━━━ Document extract ━━━

Many mortgage loans and insurance plans go through third party brokers in the United States. Brokers and lenders are required to follow certain laws, typically under RESPA and TILA. This includes material disclosures designed to educate borrowers on the terms of their potential mortgage before they sign anything. There is a mutual agreement to do business and play different roles in the loan process.

In most cases, loans are either accepted or rejected. Those accepted are soled to FNMA or FHLMC, more commonly referred to as Fannie Mae and Freddie Mac if they fit within certain parameters. Occasionally, lenders will offer “non-QM” loans that they keep in-house. Rates are typically higher, and they can set stricter underwriting guidelines.

With any insurance policy, insurers can cancel policies with enough notice and if certain rules are followed. This is virtually guaranteed in cases of material misrepresentation (misrepresenting material facts that would change the underwriter’s decision). In mortgage loans, it can go both ways. A borrower can rescind the original contract if there are material misrepresentations from the lender. If the loan cannot be sold or otherwise runs into issues due to material misrepresentation from the borrower or broker, the lender can ask the broker to buy back the loan after the fact. If the broker refuses, they can go to court.

━━━ Stored records ━━━

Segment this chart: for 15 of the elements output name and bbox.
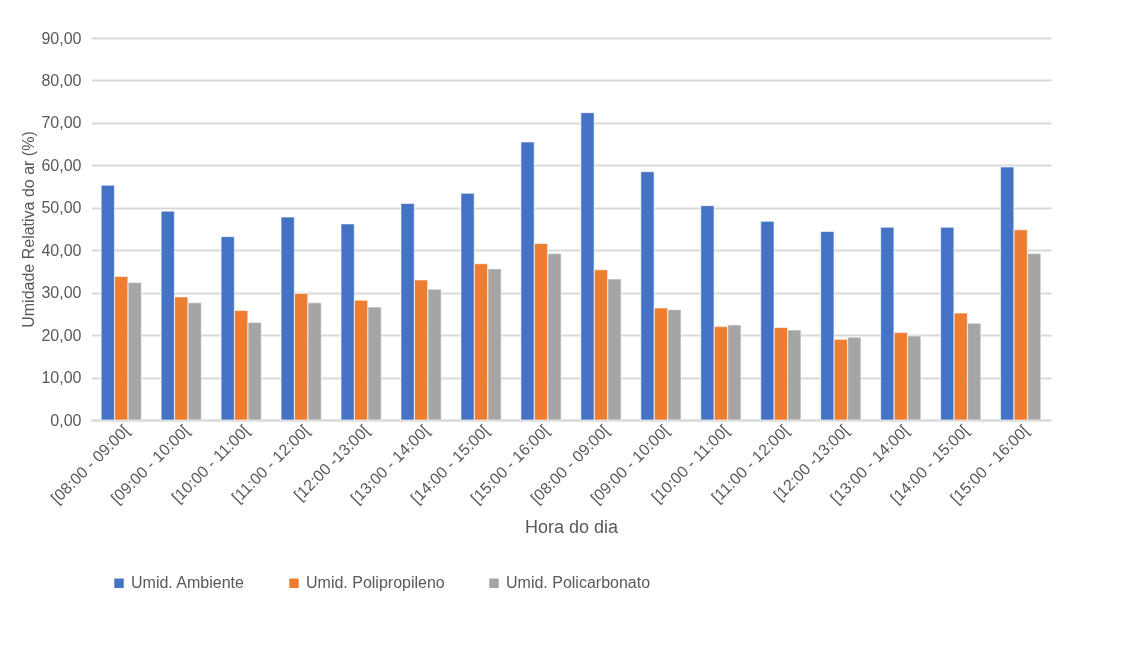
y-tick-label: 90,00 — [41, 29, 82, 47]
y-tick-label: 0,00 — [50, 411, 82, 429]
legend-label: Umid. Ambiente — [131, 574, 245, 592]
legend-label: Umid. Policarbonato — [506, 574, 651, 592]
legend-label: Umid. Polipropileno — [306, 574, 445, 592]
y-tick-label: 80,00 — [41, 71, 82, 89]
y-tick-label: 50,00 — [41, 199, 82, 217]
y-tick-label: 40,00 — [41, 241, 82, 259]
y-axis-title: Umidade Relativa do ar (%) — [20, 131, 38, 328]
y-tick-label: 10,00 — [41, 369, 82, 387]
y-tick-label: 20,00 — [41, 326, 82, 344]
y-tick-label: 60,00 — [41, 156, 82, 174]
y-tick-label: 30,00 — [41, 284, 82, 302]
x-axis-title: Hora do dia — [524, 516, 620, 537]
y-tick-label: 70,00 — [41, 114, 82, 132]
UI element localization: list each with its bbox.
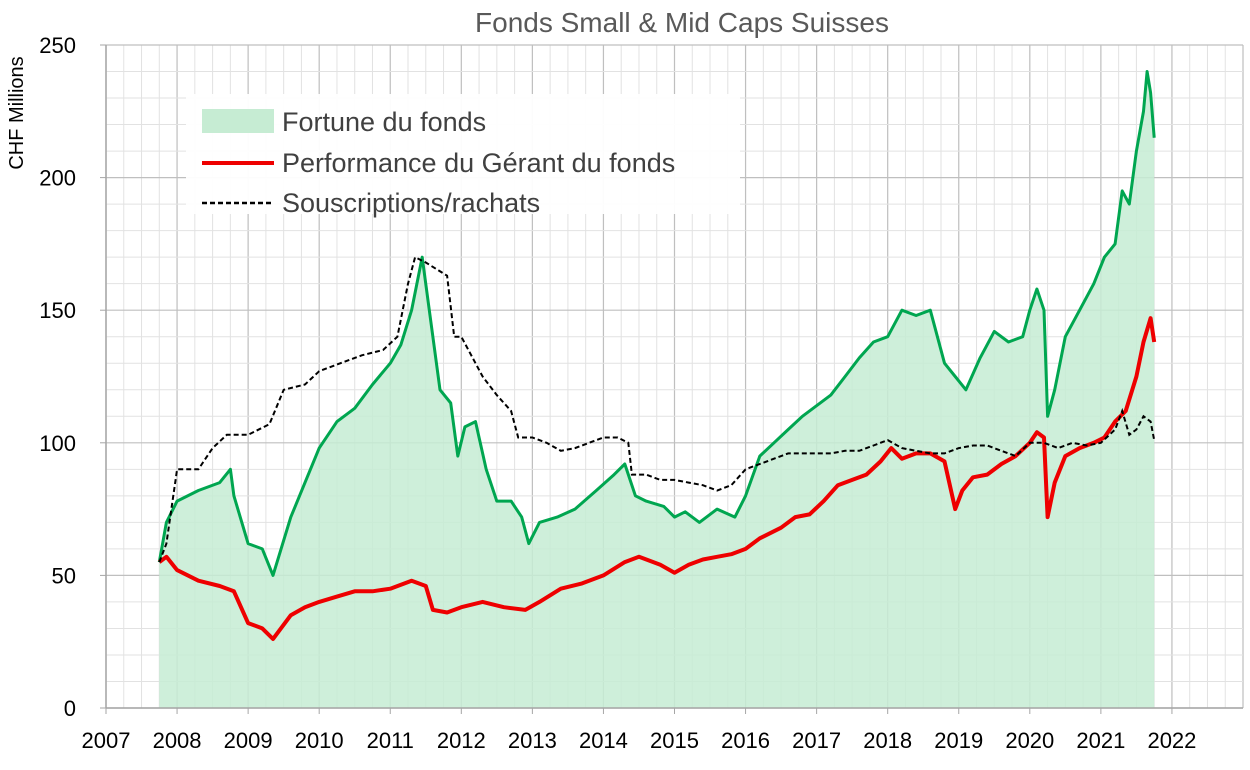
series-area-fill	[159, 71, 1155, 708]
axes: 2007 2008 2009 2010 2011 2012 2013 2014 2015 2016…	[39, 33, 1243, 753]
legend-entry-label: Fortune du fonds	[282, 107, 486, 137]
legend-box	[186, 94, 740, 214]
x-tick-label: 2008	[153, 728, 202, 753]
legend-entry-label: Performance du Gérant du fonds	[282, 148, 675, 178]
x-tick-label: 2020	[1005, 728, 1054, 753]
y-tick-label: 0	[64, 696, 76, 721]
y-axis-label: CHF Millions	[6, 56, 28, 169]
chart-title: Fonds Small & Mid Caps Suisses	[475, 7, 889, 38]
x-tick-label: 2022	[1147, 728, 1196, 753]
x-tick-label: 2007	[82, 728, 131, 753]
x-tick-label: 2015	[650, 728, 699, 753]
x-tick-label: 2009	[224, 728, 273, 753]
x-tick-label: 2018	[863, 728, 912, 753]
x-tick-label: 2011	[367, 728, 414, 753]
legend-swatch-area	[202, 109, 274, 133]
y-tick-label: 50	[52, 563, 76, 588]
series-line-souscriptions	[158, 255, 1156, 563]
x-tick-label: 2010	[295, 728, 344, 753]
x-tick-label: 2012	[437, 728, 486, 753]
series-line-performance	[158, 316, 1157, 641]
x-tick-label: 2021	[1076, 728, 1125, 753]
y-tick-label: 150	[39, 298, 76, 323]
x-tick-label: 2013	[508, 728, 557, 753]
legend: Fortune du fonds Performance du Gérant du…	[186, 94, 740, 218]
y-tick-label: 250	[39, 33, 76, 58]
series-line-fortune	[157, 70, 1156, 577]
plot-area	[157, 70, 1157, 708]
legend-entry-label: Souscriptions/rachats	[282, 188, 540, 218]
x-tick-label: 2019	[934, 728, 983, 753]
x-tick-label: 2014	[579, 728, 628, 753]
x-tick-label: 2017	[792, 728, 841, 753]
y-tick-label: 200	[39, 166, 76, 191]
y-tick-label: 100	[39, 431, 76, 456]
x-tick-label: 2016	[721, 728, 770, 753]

━━━
━━━ Stored records ━━━

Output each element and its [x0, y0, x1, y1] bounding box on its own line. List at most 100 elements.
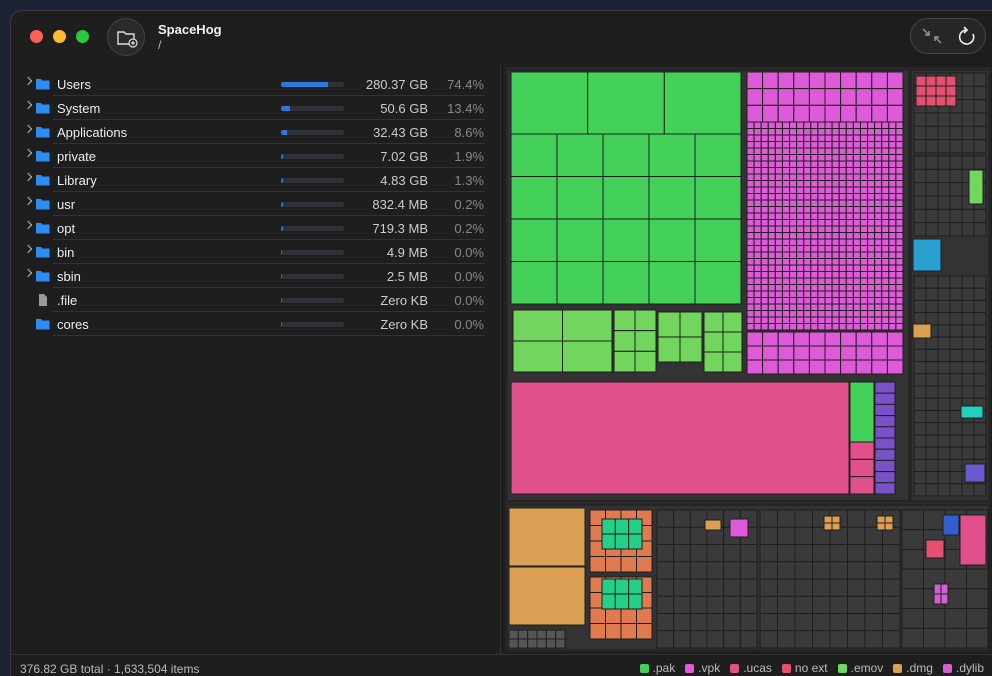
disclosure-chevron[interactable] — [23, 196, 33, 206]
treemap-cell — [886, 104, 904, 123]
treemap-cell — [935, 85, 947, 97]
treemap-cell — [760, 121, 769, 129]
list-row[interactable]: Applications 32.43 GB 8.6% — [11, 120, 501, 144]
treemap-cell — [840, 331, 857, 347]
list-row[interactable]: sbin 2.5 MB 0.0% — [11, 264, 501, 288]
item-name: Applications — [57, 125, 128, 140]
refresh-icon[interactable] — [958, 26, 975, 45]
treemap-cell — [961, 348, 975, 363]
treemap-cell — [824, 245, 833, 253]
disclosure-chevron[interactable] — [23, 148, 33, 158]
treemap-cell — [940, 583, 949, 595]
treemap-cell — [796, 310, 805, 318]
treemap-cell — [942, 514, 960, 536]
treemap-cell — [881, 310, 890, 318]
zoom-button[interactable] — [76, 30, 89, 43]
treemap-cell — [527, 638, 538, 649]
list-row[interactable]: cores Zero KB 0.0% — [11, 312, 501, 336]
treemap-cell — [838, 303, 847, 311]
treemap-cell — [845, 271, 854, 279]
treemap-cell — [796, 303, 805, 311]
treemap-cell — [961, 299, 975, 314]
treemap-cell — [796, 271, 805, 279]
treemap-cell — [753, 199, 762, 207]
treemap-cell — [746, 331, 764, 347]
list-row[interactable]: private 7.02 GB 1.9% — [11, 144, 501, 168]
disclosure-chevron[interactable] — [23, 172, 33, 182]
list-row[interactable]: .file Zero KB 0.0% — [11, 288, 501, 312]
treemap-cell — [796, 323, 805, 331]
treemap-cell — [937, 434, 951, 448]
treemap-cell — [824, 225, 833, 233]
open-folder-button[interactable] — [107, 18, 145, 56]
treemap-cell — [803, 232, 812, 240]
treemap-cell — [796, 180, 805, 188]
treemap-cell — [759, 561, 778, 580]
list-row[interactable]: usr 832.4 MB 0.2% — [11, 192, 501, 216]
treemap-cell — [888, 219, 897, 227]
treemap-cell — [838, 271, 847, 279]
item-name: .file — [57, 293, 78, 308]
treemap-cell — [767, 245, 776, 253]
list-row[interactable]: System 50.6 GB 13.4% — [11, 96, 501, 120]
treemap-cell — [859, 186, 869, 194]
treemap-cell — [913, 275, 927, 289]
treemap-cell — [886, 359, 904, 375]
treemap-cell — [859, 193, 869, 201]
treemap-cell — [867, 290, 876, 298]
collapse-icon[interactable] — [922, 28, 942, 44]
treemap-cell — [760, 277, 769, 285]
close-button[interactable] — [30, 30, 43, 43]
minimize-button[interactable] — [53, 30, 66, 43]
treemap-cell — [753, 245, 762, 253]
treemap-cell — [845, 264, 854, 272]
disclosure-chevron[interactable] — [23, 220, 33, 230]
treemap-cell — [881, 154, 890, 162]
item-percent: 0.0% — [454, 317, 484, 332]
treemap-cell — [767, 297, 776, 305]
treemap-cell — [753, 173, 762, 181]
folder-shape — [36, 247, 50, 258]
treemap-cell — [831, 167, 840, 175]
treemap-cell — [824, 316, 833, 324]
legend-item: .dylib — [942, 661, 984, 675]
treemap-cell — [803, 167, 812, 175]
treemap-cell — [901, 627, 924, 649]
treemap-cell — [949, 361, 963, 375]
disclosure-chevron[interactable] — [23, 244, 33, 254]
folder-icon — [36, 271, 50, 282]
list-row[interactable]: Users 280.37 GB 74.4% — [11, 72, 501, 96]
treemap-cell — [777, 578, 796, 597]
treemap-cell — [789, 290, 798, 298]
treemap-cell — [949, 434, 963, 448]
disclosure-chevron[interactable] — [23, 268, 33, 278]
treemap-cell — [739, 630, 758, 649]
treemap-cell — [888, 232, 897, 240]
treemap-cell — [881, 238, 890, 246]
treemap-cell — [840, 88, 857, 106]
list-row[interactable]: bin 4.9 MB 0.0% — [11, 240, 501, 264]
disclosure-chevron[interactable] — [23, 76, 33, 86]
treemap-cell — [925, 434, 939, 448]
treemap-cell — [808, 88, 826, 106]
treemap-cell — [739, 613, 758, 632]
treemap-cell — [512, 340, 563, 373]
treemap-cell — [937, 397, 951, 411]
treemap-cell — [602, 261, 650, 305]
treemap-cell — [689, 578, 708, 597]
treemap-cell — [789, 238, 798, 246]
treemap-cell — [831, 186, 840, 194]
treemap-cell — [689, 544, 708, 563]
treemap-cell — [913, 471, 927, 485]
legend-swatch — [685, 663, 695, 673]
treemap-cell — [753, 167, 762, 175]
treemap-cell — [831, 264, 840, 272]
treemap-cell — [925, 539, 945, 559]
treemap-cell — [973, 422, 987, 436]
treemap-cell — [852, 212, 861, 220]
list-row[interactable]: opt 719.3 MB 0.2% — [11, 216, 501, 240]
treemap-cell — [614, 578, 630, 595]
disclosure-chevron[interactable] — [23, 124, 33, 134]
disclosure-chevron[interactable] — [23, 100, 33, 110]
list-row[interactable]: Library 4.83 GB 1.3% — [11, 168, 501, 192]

━━━

**Work to complete:**
Could you reproduce, word for word, the stretch of the mortgage lending text from "Many mortgage loans" through "stricter underwriting guidelines."?

**Right answer:**
Many mortgage loans and insurance plans go through third party brokers in the United States. Brokers and lenders are required to follow certain laws, typically under RESPA and TILA. This includes material disclosures designed to educate borrowers on the terms of their potential mortgage before they sign anything. There is a mutual agreement to do business and play different roles in the loan process.

In most cases, loans are either accepted or rejected. Those accepted are soled to FNMA or FHLMC, more commonly referred to as Fannie Mae and Freddie Mac if they fit within certain parameters. Occasionally, lenders will offer “non-QM” loans that they keep in-house. Rates are typically higher, and they can set stricter underwriting guidelines.